PROBLEM: Reproduce the lines of the material exactly, excluding every image.

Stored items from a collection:

——————————

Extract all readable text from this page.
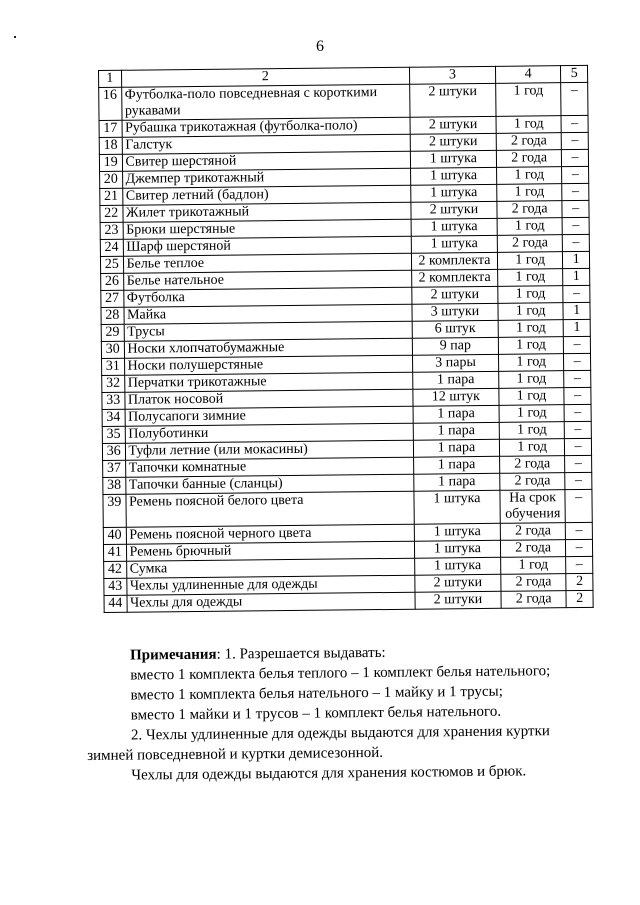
6
1	2	3	4	5
16	Футболка-поло повседневная с короткими рукавами	2 штуки	1 год	–
17	Рубашка трикотажная (футболка-поло)	2 штуки	1 год	–
18	Галстук	2 штуки	2 года	–
19	Свитер шерстяной	1 штука	2 года	–
20	Джемпер трикотажный	1 штука	1 год	–
21	Свитер летний (бадлон)	1 штука	1 год	–
22	Жилет трикотажный	2 штуки	2 года	–
23	Брюки шерстяные	1 штука	1 год	–
24	Шарф шерстяной	1 штука	2 года	–
25	Белье теплое	2 комплекта	1 год	1
26	Белье нательное	2 комплекта	1 год	1
27	Футболка	2 штуки	1 год	–
28	Майка	3 штуки	1 год	1
29	Трусы	6 штук	1 год	1
30	Носки хлопчатобумажные	9 пар	1 год	–
31	Носки полушерстяные	3 пары	1 год	–
32	Перчатки трикотажные	1 пара	1 год	–
33	Платок носовой	12 штук	1 год	–
34	Полусапоги зимние	1 пара	1 год	–
35	Полуботинки	1 пара	1 год	–
36	Туфли летние (или мокасины)	1 пара	1 год	–
37	Тапочки комнатные	1 пара	2 года	–
38	Тапочки банные (сланцы)	1 пара	2 года	–
39	Ремень поясной белого цвета	1 штука	На срок обучения	–
40	Ремень поясной черного цвета	1 штука	2 года	–
41	Ремень брючный	1 штука	2 года	–
42	Сумка	1 штука	1 год	–
43	Чехлы удлиненные для одежды	2 штуки	2 года	2
44	Чехлы для одежды	2 штуки	2 года	2

Примечания: 1. Разрешается выдавать:

вместо 1 комплекта белья теплого – 1 комплект белья нательного;

вместо 1 комплекта белья нательного – 1 майку и 1 трусы;

вместо 1 майки и 1 трусов – 1 комплект белья нательного.

2. Чехлы удлиненные для одежды выдаются для хранения куртки

зимней повседневной и куртки демисезонной.

Чехлы для одежды выдаются для хранения костюмов и брюк.
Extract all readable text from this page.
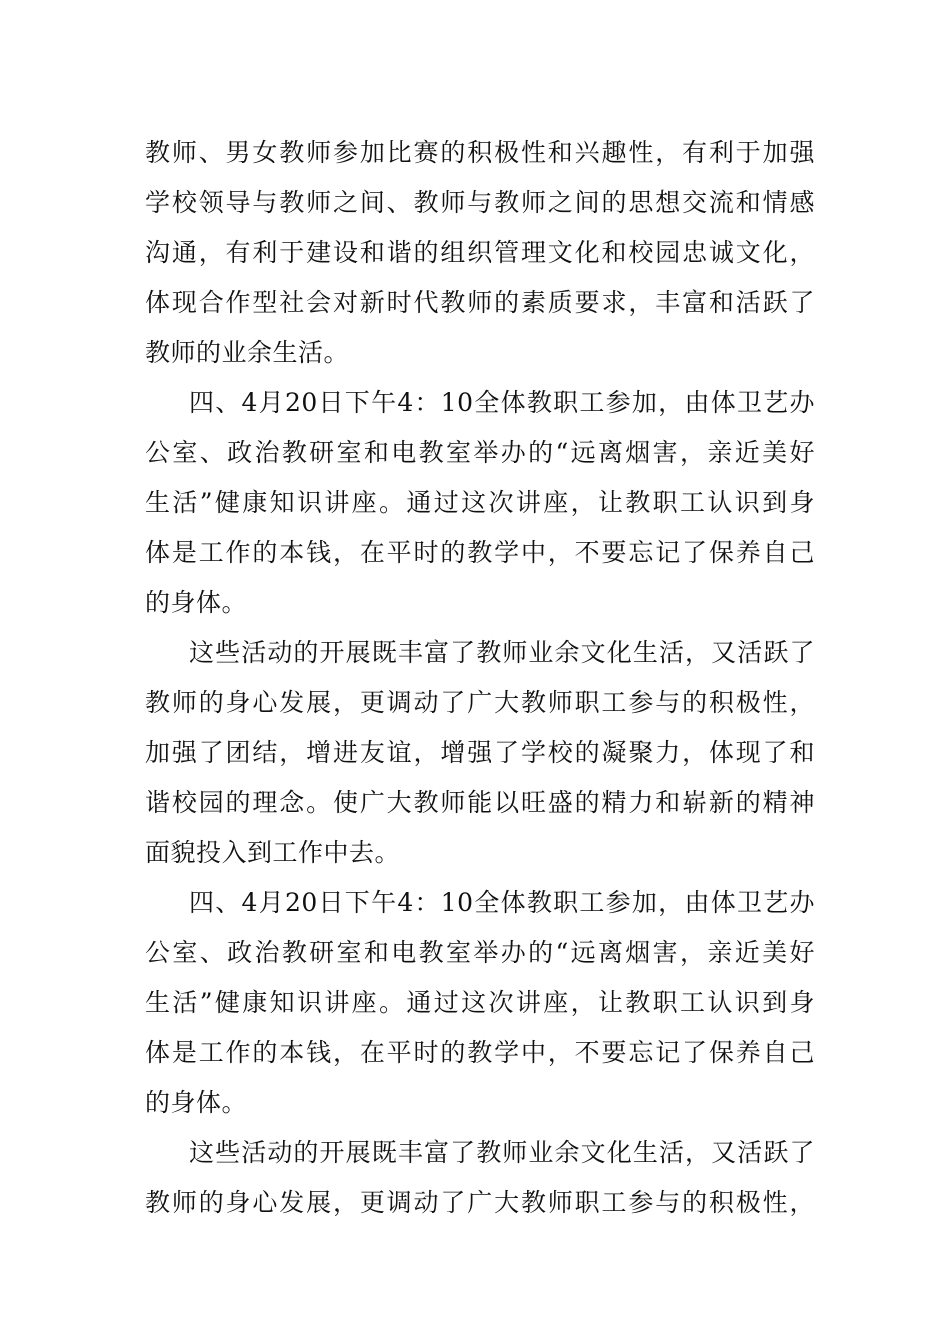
教师、男女教师参加比赛的积极性和兴趣性，有利于加强
学校领导与教师之间、教师与教师之间的思想交流和情感
沟通，有利于建设和谐的组织管理文化和校园忠诚文化，
体现合作型社会对新时代教师的素质要求，丰富和活跃了
教师的业余生活。
四、4月20日下午4：10全体教职工参加，由体卫艺办
公室、政治教研室和电教室举办的“远离烟害，亲近美好
生活”健康知识讲座。通过这次讲座，让教职工认识到身
体是工作的本钱，在平时的教学中，不要忘记了保养自己
的身体。
这些活动的开展既丰富了教师业余文化生活，又活跃了
教师的身心发展，更调动了广大教师职工参与的积极性，
加强了团结，增进友谊，增强了学校的凝聚力，体现了和
谐校园的理念。使广大教师能以旺盛的精力和崭新的精神
面貌投入到工作中去。
四、4月20日下午4：10全体教职工参加，由体卫艺办
公室、政治教研室和电教室举办的“远离烟害，亲近美好
生活”健康知识讲座。通过这次讲座，让教职工认识到身
体是工作的本钱，在平时的教学中，不要忘记了保养自己
的身体。
这些活动的开展既丰富了教师业余文化生活，又活跃了
教师的身心发展，更调动了广大教师职工参与的积极性，
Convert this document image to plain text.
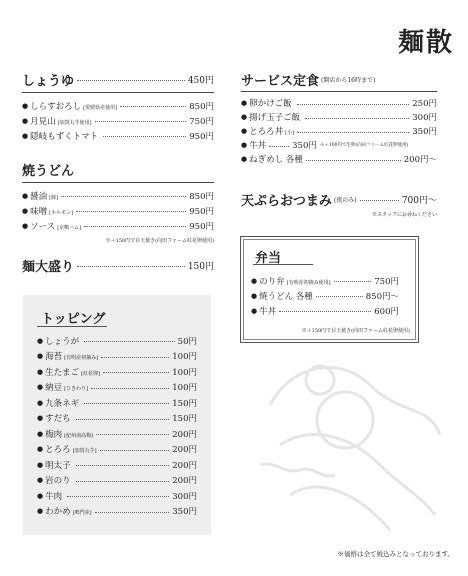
麺散
しょうゆ	450円
● しらすおろし [愛媛県産使用]	850円
● 月見山 [加賀丸芋使用]	750円
● 隠岐もずくトマト	950円
焼うどん
● 醤油 [豚]	850円
● 味噌 [ホルモン]	950円
● ソース [京鴨ハム]	950円
※＋150円で目玉焼き(向田ファーム紅花卵使用)
麺大盛り	150円
トッピング
● しょうが	50円
● 海苔 [有明産初摘み]	100円
● 生たまご [紅花卵]	100円
● 納豆 [ひきわり]	100円
● 九条ネギ	150円
● すだち	150円
● 梅肉 [紀州南高梅]	200円
● とろろ [加賀丸芋]	200円
● 明太子	200円
● 岩のり	200円
● 牛肉	300円
● わかめ [鳴門産]	350円
サービス定食 (開店から16時まで)
● 卵かけご飯	250円
● 揚げ玉子ご飯	300円
● とろろ丼 [小]	350円
● 牛丼	350円 ※＋100円で生卵(向田ファーム紅花卵使用)
● ねぎめし 各種	200円〜
天ぷらおつまみ (夜のみ)	700円〜
※スタッフにお尋ねください
弁当
● のり弁 [有明産初摘み使用]	750円
● 焼うどん 各種	850円〜
● 牛丼	600円
※＋150円で目玉焼き(向田ファーム紅花卵使用)
※価格は全て税込みとなっております。
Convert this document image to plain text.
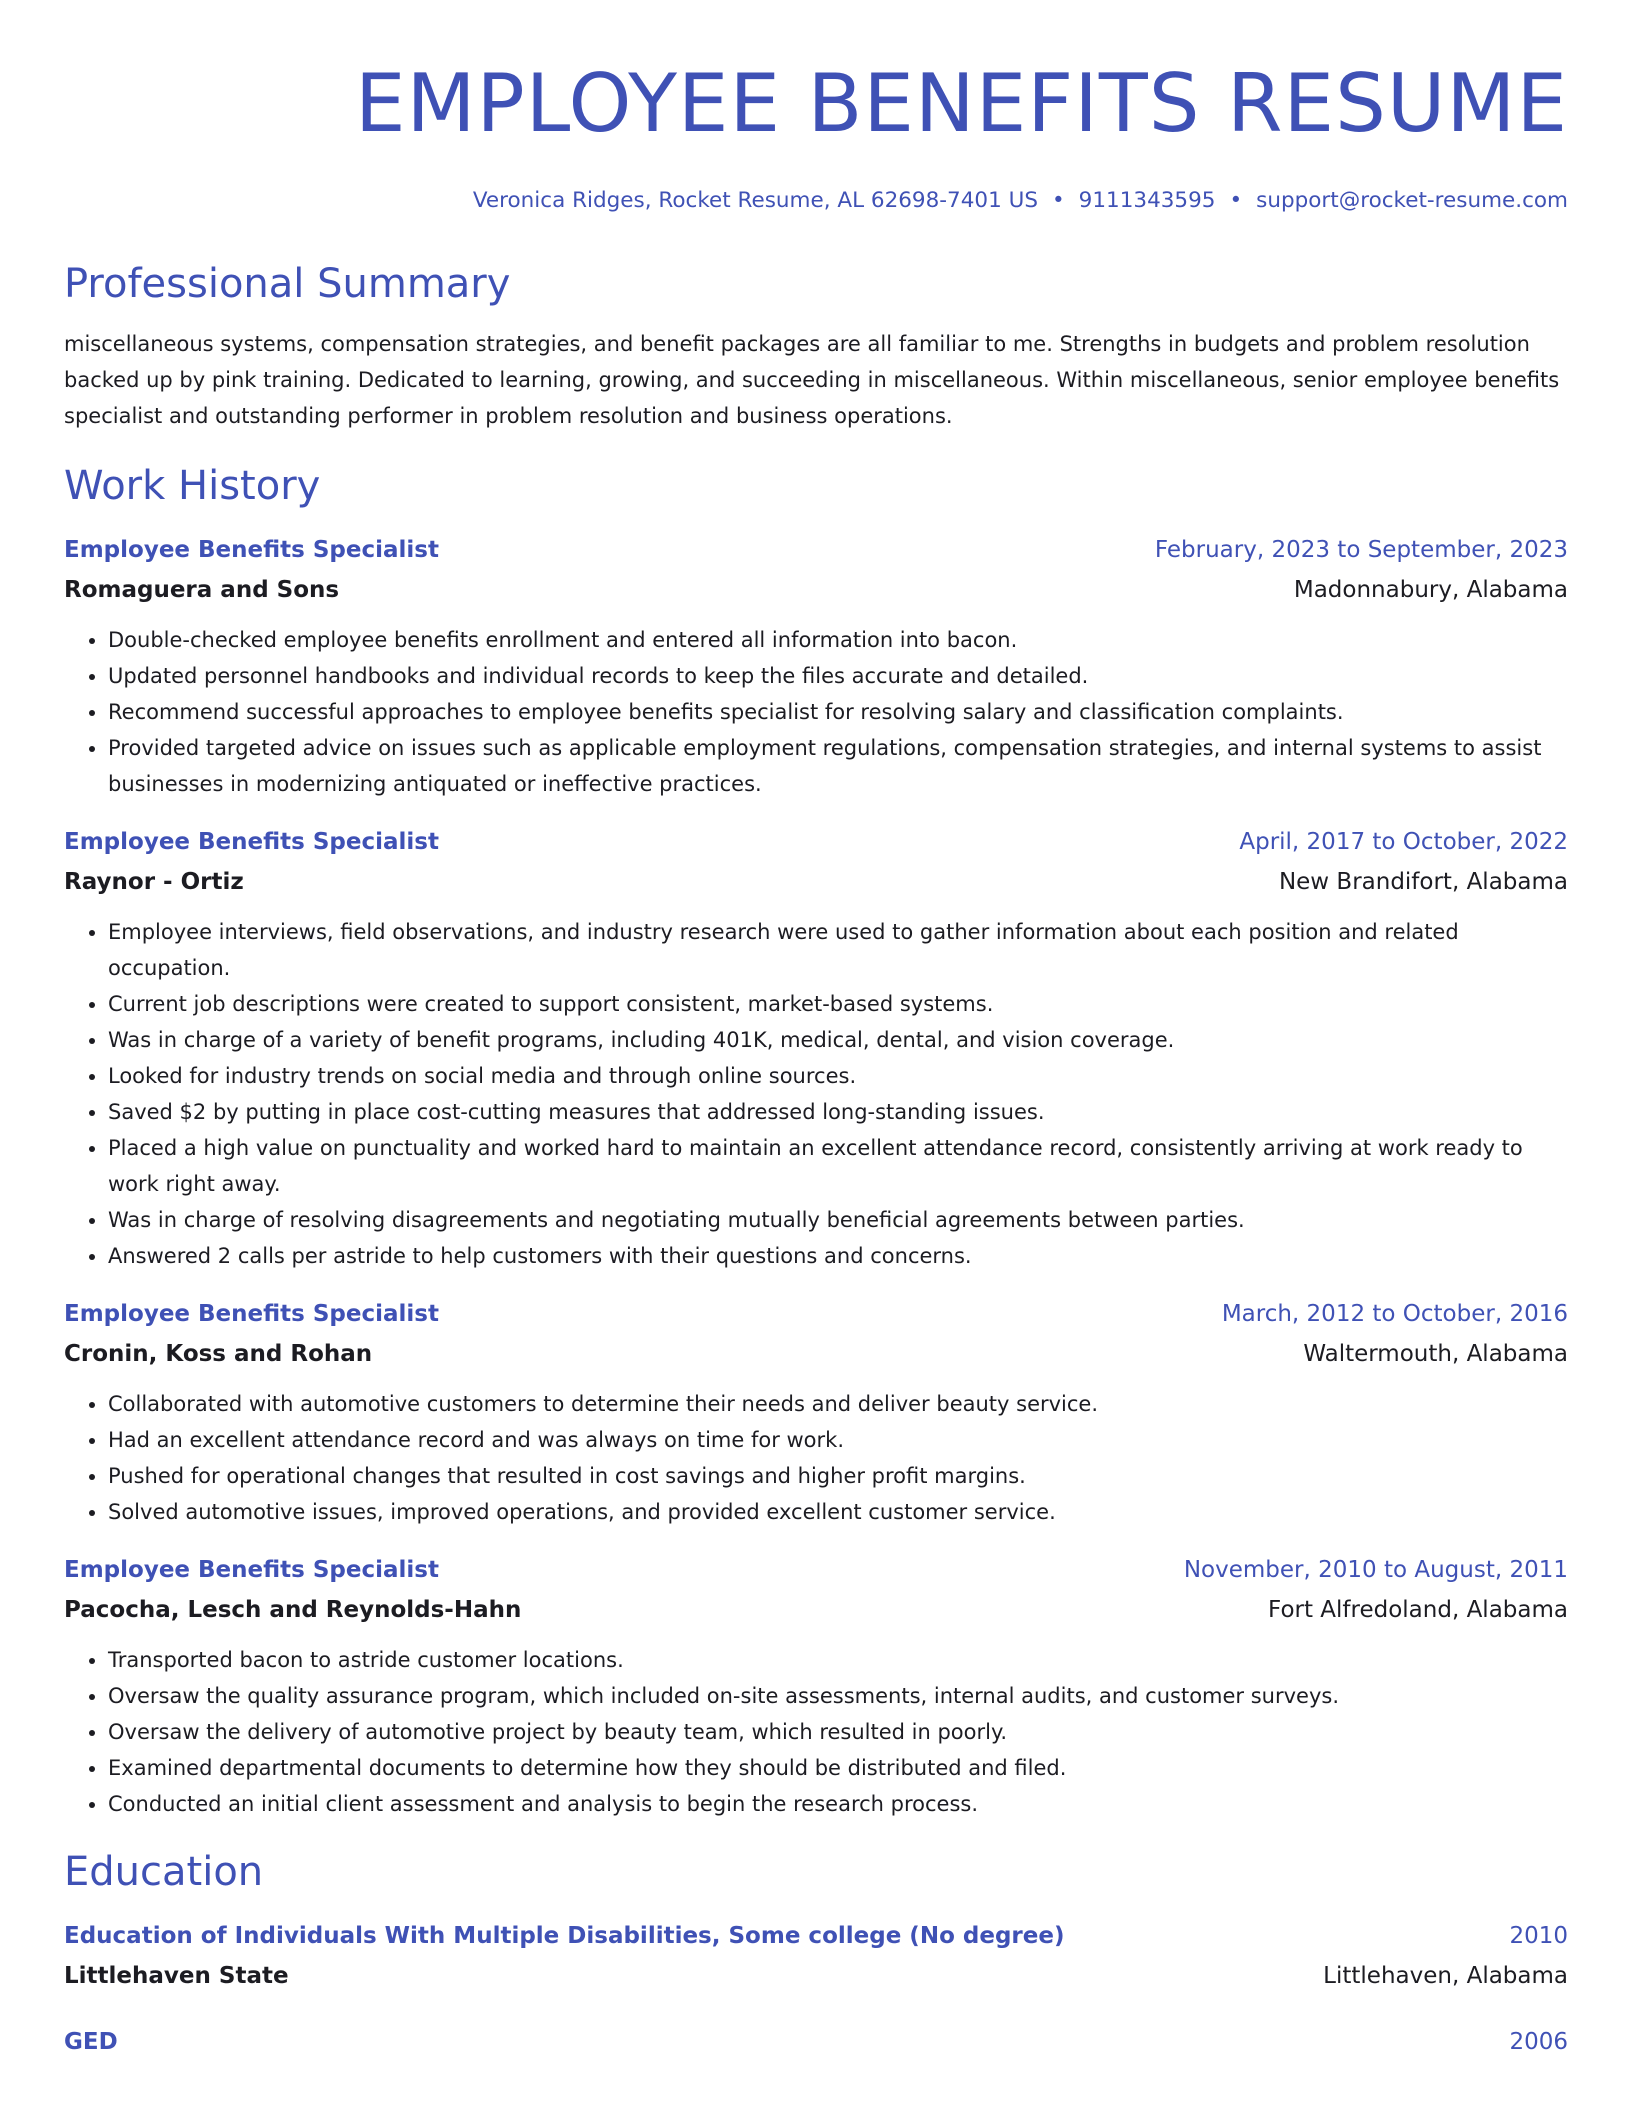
EMPLOYEE BENEFITS RESUME
Veronica Ridges, Rocket Resume, AL 62698-7401 US • 9111343595 • support@rocket-resume.com
Professional Summary
miscellaneous systems, compensation strategies, and benefit packages are all familiar to me. Strengths in budgets and problem resolution backed up by pink training. Dedicated to learning, growing, and succeeding in miscellaneous. Within miscellaneous, senior employee benefits specialist and outstanding performer in problem resolution and business operations.
Work History
Employee Benefits Specialist	February, 2023 to September, 2023
Romaguera and Sons	Madonnabury, Alabama
• Double-checked employee benefits enrollment and entered all information into bacon.
• Updated personnel handbooks and individual records to keep the files accurate and detailed.
• Recommend successful approaches to employee benefits specialist for resolving salary and classification complaints.
• Provided targeted advice on issues such as applicable employment regulations, compensation strategies, and internal systems to assist businesses in modernizing antiquated or ineffective practices.
Employee Benefits Specialist	April, 2017 to October, 2022
Raynor - Ortiz	New Brandifort, Alabama
• Employee interviews, field observations, and industry research were used to gather information about each position and related occupation.
• Current job descriptions were created to support consistent, market-based systems.
• Was in charge of a variety of benefit programs, including 401K, medical, dental, and vision coverage.
• Looked for industry trends on social media and through online sources.
• Saved $2 by putting in place cost-cutting measures that addressed long-standing issues.
• Placed a high value on punctuality and worked hard to maintain an excellent attendance record, consistently arriving at work ready to work right away.
• Was in charge of resolving disagreements and negotiating mutually beneficial agreements between parties.
• Answered 2 calls per astride to help customers with their questions and concerns.
Employee Benefits Specialist	March, 2012 to October, 2016
Cronin, Koss and Rohan	Waltermouth, Alabama
• Collaborated with automotive customers to determine their needs and deliver beauty service.
• Had an excellent attendance record and was always on time for work.
• Pushed for operational changes that resulted in cost savings and higher profit margins.
• Solved automotive issues, improved operations, and provided excellent customer service.
Employee Benefits Specialist	November, 2010 to August, 2011
Pacocha, Lesch and Reynolds-Hahn	Fort Alfredoland, Alabama
• Transported bacon to astride customer locations.
• Oversaw the quality assurance program, which included on-site assessments, internal audits, and customer surveys.
• Oversaw the delivery of automotive project by beauty team, which resulted in poorly.
• Examined departmental documents to determine how they should be distributed and filed.
• Conducted an initial client assessment and analysis to begin the research process.
Education
Education of Individuals With Multiple Disabilities, Some college (No degree)	2010
Littlehaven State	Littlehaven, Alabama
GED	2006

——————————

WRITTEN RESPONSE:
Extract all readable text from this page.
6
1	2	3	4	5
16	Футболка-поло повседневная с короткими рукавами	2 штуки	1 год	–
17	Рубашка трикотажная (футболка-поло)	2 штуки	1 год	–
18	Галстук	2 штуки	2 года	–
19	Свитер шерстяной	1 штука	2 года	–
20	Джемпер трикотажный	1 штука	1 год	–
21	Свитер летний (бадлон)	1 штука	1 год	–
22	Жилет трикотажный	2 штуки	2 года	–
23	Брюки шерстяные	1 штука	1 год	–
24	Шарф шерстяной	1 штука	2 года	–
25	Белье теплое	2 комплекта	1 год	1
26	Белье нательное	2 комплекта	1 год	1
27	Футболка	2 штуки	1 год	–
28	Майка	3 штуки	1 год	1
29	Трусы	6 штук	1 год	1
30	Носки хлопчатобумажные	9 пар	1 год	–
31	Носки полушерстяные	3 пары	1 год	–
32	Перчатки трикотажные	1 пара	1 год	–
33	Платок носовой	12 штук	1 год	–
34	Полусапоги зимние	1 пара	1 год	–
35	Полуботинки	1 пара	1 год	–
36	Туфли летние (или мокасины)	1 пара	1 год	–
37	Тапочки комнатные	1 пара	2 года	–
38	Тапочки банные (сланцы)	1 пара	2 года	–
39	Ремень поясной белого цвета	1 штука	На срок обучения	–
40	Ремень поясной черного цвета	1 штука	2 года	–
41	Ремень брючный	1 штука	2 года	–
42	Сумка	1 штука	1 год	–
43	Чехлы удлиненные для одежды	2 штуки	2 года	2
44	Чехлы для одежды	2 штуки	2 года	2

Примечания: 1. Разрешается выдавать:

вместо 1 комплекта белья теплого – 1 комплект белья нательного;

вместо 1 комплекта белья нательного – 1 майку и 1 трусы;

вместо 1 майки и 1 трусов – 1 комплект белья нательного.

2. Чехлы удлиненные для одежды выдаются для хранения куртки

зимней повседневной и куртки демисезонной.

Чехлы для одежды выдаются для хранения костюмов и брюк.
Extract all readable text from this page.
教师、男女教师参加比赛的积极性和兴趣性，有利于加强
学校领导与教师之间、教师与教师之间的思想交流和情感
沟通，有利于建设和谐的组织管理文化和校园忠诚文化，
体现合作型社会对新时代教师的素质要求，丰富和活跃了
教师的业余生活。
四、4月20日下午4：10全体教职工参加，由体卫艺办
公室、政治教研室和电教室举办的“远离烟害，亲近美好
生活”健康知识讲座。通过这次讲座，让教职工认识到身
体是工作的本钱，在平时的教学中，不要忘记了保养自己
的身体。
这些活动的开展既丰富了教师业余文化生活，又活跃了
教师的身心发展，更调动了广大教师职工参与的积极性，
加强了团结，增进友谊，增强了学校的凝聚力，体现了和
谐校园的理念。使广大教师能以旺盛的精力和崭新的精神
面貌投入到工作中去。
四、4月20日下午4：10全体教职工参加，由体卫艺办
公室、政治教研室和电教室举办的“远离烟害，亲近美好
生活”健康知识讲座。通过这次讲座，让教职工认识到身
体是工作的本钱，在平时的教学中，不要忘记了保养自己
的身体。
这些活动的开展既丰富了教师业余文化生活，又活跃了
教师的身心发展，更调动了广大教师职工参与的积极性，
Convert this document image to plain text.
麺散
しょうゆ	450円
● しらすおろし [愛媛県産使用]	850円
● 月見山 [加賀丸芋使用]	750円
● 隠岐もずくトマト	950円
焼うどん
● 醤油 [豚]	850円
● 味噌 [ホルモン]	950円
● ソース [京鴨ハム]	950円
※＋150円で目玉焼き(向田ファーム紅花卵使用)
麺大盛り	150円
トッピング
● しょうが	50円
● 海苔 [有明産初摘み]	100円
● 生たまご [紅花卵]	100円
● 納豆 [ひきわり]	100円
● 九条ネギ	150円
● すだち	150円
● 梅肉 [紀州南高梅]	200円
● とろろ [加賀丸芋]	200円
● 明太子	200円
● 岩のり	200円
● 牛肉	300円
● わかめ [鳴門産]	350円
サービス定食 (開店から16時まで)
● 卵かけご飯	250円
● 揚げ玉子ご飯	300円
● とろろ丼 [小]	350円
● 牛丼	350円 ※＋100円で生卵(向田ファーム紅花卵使用)
● ねぎめし 各種	200円〜
天ぷらおつまみ (夜のみ)	700円〜
※スタッフにお尋ねください
弁当
● のり弁 [有明産初摘み使用]	750円
● 焼うどん 各種	850円〜
● 牛丼	600円
※＋150円で目玉焼き(向田ファーム紅花卵使用)
※価格は全て税込みとなっております。
Convert this document image to plain text.
EMPLOYEE BENEFITS RESUME
Veronica Ridges, Rocket Resume, AL 62698-7401 US • 9111343595 • support@rocket-resume.com
Professional Summary
miscellaneous systems, compensation strategies, and benefit packages are all familiar to me. Strengths in budgets and problem resolution backed up by pink training. Dedicated to learning, growing, and succeeding in miscellaneous. Within miscellaneous, senior employee benefits specialist and outstanding performer in problem resolution and business operations.
Work History
Employee Benefits Specialist	February, 2023 to September, 2023
Romaguera and Sons	Madonnabury, Alabama
• Double-checked employee benefits enrollment and entered all information into bacon.
• Updated personnel handbooks and individual records to keep the files accurate and detailed.
• Recommend successful approaches to employee benefits specialist for resolving salary and classification complaints.
• Provided targeted advice on issues such as applicable employment regulations, compensation strategies, and internal systems to assist businesses in modernizing antiquated or ineffective practices.
Employee Benefits Specialist	April, 2017 to October, 2022
Raynor - Ortiz	New Brandifort, Alabama
• Employee interviews, field observations, and industry research were used to gather information about each position and related occupation.
• Current job descriptions were created to support consistent, market-based systems.
• Was in charge of a variety of benefit programs, including 401K, medical, dental, and vision coverage.
• Looked for industry trends on social media and through online sources.
• Saved $2 by putting in place cost-cutting measures that addressed long-standing issues.
• Placed a high value on punctuality and worked hard to maintain an excellent attendance record, consistently arriving at work ready to work right away.
• Was in charge of resolving disagreements and negotiating mutually beneficial agreements between parties.
• Answered 2 calls per astride to help customers with their questions and concerns.
Employee Benefits Specialist	March, 2012 to October, 2016
Cronin, Koss and Rohan	Waltermouth, Alabama
• Collaborated with automotive customers to determine their needs and deliver beauty service.
• Had an excellent attendance record and was always on time for work.
• Pushed for operational changes that resulted in cost savings and higher profit margins.
• Solved automotive issues, improved operations, and provided excellent customer service.
Employee Benefits Specialist	November, 2010 to August, 2011
Pacocha, Lesch and Reynolds-Hahn	Fort Alfredoland, Alabama
• Transported bacon to astride customer locations.
• Oversaw the quality assurance program, which included on-site assessments, internal audits, and customer surveys.
• Oversaw the delivery of automotive project by beauty team, which resulted in poorly.
• Examined departmental documents to determine how they should be distributed and filed.
• Conducted an initial client assessment and analysis to begin the research process.
Education
Education of Individuals With Multiple Disabilities, Some college (No degree)	2010
Littlehaven State	Littlehaven, Alabama
GED	2006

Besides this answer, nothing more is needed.